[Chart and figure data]
***

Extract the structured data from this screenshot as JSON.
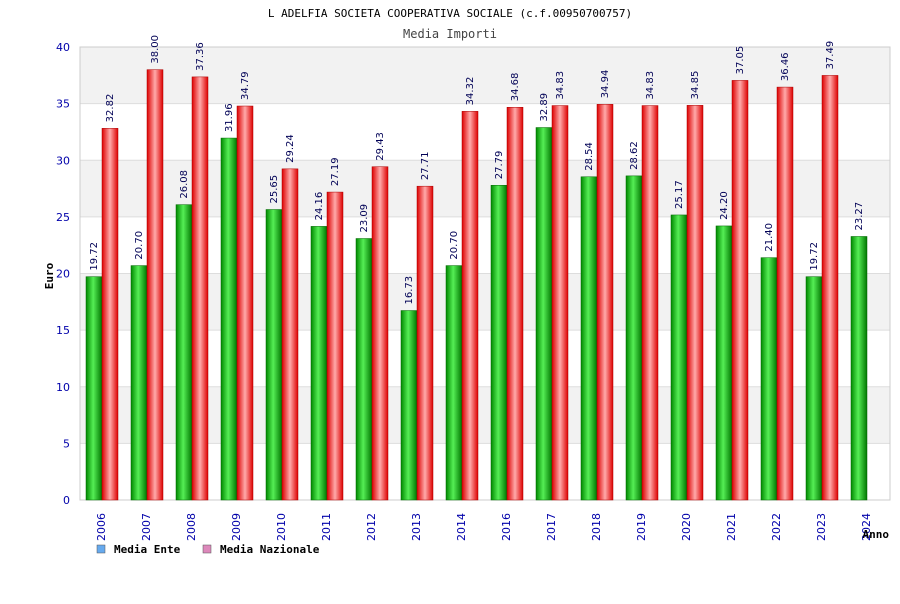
{
  "chart_data": {
    "type": "bar",
    "title": "L ADELFIA SOCIETA COOPERATIVA SOCIALE (c.f.00950700757)",
    "subtitle": "Media Importi",
    "xlabel": "Anno",
    "ylabel": "Euro",
    "ylim": [
      0,
      40
    ],
    "yticks": [
      0,
      5,
      10,
      15,
      20,
      25,
      30,
      35,
      40
    ],
    "grid": true,
    "legend_position": "bottom-left",
    "categories": [
      "2006",
      "2007",
      "2008",
      "2009",
      "2010",
      "2011",
      "2012",
      "2013",
      "2014",
      "2016",
      "2017",
      "2018",
      "2019",
      "2020",
      "2021",
      "2022",
      "2023",
      "2024"
    ],
    "series": [
      {
        "name": "Media Ente",
        "color": "#00aa00",
        "legend_color": "#66aaee",
        "values": [
          19.72,
          20.7,
          26.08,
          31.96,
          25.65,
          24.16,
          23.09,
          16.73,
          20.7,
          27.79,
          32.89,
          28.54,
          28.62,
          25.17,
          24.2,
          21.4,
          19.72,
          23.27
        ],
        "labels": [
          "19.72",
          "20.70",
          "26.08",
          "31.96",
          "25.65",
          "24.16",
          "23.09",
          "16.73",
          "20.70",
          "27.79",
          "32.89",
          "28.54",
          "28.62",
          "25.17",
          "24.20",
          "21.40",
          "19.72",
          "23.27"
        ]
      },
      {
        "name": "Media Nazionale",
        "color": "#ee1111",
        "legend_color": "#dd88bb",
        "values": [
          32.82,
          38.0,
          37.36,
          34.79,
          29.24,
          27.19,
          29.43,
          27.71,
          34.32,
          34.68,
          34.83,
          34.94,
          34.83,
          34.85,
          37.05,
          36.46,
          37.49,
          null
        ],
        "labels": [
          "32.82",
          "38.00",
          "37.36",
          "34.79",
          "29.24",
          "27.19",
          "29.43",
          "27.71",
          "34.32",
          "34.68",
          "34.83",
          "34.94",
          "34.83",
          "34.85",
          "37.05",
          "36.46",
          "37.49",
          ""
        ]
      }
    ]
  }
}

***

- _EXERCISE INSTRUCTIONS_: Transcribe all entries above exactly. Drop the pictures.

- _OUTPUT FOR THIS TASK_:
Extract the structured data from this screenshot as JSON.
{
  "chart_data": {
    "type": "bar",
    "title": "L ADELFIA SOCIETA COOPERATIVA SOCIALE (c.f.00950700757)",
    "subtitle": "Media Importi",
    "xlabel": "Anno",
    "ylabel": "Euro",
    "ylim": [
      0,
      40
    ],
    "yticks": [
      0,
      5,
      10,
      15,
      20,
      25,
      30,
      35,
      40
    ],
    "grid": true,
    "legend_position": "bottom-left",
    "categories": [
      "2006",
      "2007",
      "2008",
      "2009",
      "2010",
      "2011",
      "2012",
      "2013",
      "2014",
      "2016",
      "2017",
      "2018",
      "2019",
      "2020",
      "2021",
      "2022",
      "2023",
      "2024"
    ],
    "series": [
      {
        "name": "Media Ente",
        "color": "#00aa00",
        "legend_color": "#66aaee",
        "values": [
          19.72,
          20.7,
          26.08,
          31.96,
          25.65,
          24.16,
          23.09,
          16.73,
          20.7,
          27.79,
          32.89,
          28.54,
          28.62,
          25.17,
          24.2,
          21.4,
          19.72,
          23.27
        ],
        "labels": [
          "19.72",
          "20.70",
          "26.08",
          "31.96",
          "25.65",
          "24.16",
          "23.09",
          "16.73",
          "20.70",
          "27.79",
          "32.89",
          "28.54",
          "28.62",
          "25.17",
          "24.20",
          "21.40",
          "19.72",
          "23.27"
        ]
      },
      {
        "name": "Media Nazionale",
        "color": "#ee1111",
        "legend_color": "#dd88bb",
        "values": [
          32.82,
          38.0,
          37.36,
          34.79,
          29.24,
          27.19,
          29.43,
          27.71,
          34.32,
          34.68,
          34.83,
          34.94,
          34.83,
          34.85,
          37.05,
          36.46,
          37.49,
          null
        ],
        "labels": [
          "32.82",
          "38.00",
          "37.36",
          "34.79",
          "29.24",
          "27.19",
          "29.43",
          "27.71",
          "34.32",
          "34.68",
          "34.83",
          "34.94",
          "34.83",
          "34.85",
          "37.05",
          "36.46",
          "37.49",
          ""
        ]
      }
    ]
  }
}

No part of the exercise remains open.